» DIRECTIONS: Check every line of the material below for the string "color", and return the ones that have it.
--- START ---
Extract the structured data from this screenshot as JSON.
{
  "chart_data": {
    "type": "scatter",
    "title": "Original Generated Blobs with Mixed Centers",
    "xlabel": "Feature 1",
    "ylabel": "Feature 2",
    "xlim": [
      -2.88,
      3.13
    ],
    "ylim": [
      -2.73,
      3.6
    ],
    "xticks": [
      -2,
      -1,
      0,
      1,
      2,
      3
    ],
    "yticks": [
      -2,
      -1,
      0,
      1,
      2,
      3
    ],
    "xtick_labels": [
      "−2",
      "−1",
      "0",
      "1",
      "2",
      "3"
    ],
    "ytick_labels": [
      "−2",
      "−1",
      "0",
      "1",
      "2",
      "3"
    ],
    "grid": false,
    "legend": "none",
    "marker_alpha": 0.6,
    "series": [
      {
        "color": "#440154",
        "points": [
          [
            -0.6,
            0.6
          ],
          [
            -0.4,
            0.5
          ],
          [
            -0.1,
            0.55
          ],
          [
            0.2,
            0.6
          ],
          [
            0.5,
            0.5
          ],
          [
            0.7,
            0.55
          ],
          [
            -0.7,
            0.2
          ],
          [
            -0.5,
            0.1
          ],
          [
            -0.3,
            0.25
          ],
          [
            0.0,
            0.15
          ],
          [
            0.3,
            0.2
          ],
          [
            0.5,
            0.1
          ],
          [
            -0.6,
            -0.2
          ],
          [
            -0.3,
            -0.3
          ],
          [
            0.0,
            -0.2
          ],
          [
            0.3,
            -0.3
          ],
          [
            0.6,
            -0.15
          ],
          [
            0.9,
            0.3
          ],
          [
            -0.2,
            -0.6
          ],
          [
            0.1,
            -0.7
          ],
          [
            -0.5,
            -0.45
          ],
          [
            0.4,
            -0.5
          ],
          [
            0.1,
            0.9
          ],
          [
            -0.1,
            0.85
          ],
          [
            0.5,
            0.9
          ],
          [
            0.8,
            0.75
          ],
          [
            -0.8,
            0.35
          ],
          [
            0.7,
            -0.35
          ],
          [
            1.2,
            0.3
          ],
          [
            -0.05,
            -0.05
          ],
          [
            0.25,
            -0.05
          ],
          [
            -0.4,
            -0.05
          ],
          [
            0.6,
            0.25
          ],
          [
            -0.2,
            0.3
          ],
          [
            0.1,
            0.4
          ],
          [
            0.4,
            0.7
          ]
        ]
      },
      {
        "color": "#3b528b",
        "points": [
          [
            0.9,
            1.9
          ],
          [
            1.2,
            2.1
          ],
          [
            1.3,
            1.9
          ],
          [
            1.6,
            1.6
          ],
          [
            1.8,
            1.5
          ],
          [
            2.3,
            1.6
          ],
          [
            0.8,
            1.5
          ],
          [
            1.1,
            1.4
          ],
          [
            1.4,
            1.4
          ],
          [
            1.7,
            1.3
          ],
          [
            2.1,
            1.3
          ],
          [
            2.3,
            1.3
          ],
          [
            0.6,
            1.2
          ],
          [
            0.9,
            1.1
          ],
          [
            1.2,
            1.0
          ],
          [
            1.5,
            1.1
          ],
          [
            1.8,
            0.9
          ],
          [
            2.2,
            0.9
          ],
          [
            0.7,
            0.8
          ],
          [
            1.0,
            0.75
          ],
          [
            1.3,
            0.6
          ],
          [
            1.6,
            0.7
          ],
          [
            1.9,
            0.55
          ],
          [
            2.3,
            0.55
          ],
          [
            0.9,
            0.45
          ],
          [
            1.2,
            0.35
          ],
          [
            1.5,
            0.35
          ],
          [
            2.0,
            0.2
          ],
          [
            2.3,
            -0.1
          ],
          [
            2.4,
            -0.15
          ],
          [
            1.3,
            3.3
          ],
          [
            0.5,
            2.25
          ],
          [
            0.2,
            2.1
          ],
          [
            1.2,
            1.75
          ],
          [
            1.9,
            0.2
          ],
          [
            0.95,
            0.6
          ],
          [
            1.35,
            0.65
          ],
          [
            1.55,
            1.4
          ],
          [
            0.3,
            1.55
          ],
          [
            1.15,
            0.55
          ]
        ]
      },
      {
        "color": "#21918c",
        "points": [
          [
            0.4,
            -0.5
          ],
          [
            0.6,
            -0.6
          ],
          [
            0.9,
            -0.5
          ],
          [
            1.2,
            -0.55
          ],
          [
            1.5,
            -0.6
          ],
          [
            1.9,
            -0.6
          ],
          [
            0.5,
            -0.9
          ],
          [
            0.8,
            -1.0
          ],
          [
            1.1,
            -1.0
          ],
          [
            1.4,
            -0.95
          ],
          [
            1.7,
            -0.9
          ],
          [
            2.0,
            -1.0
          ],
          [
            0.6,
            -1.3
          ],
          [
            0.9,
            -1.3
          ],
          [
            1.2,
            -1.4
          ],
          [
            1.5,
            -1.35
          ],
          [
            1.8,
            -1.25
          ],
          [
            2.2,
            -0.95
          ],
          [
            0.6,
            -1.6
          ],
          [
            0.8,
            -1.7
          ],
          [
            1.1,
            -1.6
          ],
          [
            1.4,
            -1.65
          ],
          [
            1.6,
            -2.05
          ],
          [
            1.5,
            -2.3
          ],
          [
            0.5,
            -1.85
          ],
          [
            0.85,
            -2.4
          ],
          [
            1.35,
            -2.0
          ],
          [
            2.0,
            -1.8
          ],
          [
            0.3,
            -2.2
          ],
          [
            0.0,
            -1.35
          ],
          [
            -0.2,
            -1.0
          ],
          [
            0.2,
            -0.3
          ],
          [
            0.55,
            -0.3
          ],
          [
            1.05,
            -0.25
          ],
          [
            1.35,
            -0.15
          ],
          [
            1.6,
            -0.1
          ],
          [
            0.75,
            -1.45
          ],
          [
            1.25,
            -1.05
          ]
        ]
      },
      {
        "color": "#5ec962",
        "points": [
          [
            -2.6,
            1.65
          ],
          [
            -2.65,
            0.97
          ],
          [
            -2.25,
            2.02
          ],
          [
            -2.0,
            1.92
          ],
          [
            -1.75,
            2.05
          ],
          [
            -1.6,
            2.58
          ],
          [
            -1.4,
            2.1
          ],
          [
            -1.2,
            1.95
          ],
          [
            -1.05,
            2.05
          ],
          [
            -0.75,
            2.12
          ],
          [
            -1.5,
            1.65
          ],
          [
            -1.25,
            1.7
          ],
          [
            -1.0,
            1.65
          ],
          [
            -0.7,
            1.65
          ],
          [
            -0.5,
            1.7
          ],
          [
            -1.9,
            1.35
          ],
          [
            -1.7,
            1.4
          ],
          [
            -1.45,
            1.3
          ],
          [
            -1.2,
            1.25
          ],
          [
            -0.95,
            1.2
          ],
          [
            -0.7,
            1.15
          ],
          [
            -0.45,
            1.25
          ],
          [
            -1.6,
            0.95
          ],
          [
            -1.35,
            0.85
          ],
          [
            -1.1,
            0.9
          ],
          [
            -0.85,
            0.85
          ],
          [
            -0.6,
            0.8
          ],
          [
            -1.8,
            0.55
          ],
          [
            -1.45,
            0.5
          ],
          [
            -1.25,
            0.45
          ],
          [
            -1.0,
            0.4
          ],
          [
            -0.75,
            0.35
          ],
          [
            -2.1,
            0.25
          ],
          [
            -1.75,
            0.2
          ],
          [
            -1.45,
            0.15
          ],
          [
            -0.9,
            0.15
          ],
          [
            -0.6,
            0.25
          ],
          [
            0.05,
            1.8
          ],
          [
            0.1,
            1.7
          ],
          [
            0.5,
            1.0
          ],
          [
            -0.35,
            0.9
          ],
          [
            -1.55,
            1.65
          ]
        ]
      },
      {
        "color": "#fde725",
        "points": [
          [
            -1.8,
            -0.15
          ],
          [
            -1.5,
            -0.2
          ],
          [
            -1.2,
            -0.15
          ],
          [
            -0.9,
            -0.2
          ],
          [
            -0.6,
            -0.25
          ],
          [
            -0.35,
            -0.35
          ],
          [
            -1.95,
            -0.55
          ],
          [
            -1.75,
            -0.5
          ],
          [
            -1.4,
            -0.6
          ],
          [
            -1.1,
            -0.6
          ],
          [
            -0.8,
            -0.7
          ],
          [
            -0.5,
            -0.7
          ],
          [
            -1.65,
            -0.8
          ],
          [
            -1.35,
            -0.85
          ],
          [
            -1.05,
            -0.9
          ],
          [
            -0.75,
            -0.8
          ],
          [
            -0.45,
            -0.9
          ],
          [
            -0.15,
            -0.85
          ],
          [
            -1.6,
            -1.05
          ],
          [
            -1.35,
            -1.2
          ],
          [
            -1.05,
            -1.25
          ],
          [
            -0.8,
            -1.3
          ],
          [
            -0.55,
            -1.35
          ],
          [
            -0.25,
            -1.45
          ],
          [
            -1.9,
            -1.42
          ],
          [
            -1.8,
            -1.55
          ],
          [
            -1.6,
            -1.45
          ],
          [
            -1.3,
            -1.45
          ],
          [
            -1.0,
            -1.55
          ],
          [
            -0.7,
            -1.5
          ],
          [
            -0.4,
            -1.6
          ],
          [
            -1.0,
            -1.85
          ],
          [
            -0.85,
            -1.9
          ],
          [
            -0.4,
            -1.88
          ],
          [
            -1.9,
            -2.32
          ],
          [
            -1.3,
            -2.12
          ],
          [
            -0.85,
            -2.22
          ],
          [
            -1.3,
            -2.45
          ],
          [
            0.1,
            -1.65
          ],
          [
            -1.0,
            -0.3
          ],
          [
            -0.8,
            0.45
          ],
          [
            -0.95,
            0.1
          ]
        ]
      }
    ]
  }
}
--- END ---
» RESULT:
        "color": "#440154",
        "color": "#3b528b",
        "color": "#21918c",
        "color": "#5ec962",
        "color": "#fde725",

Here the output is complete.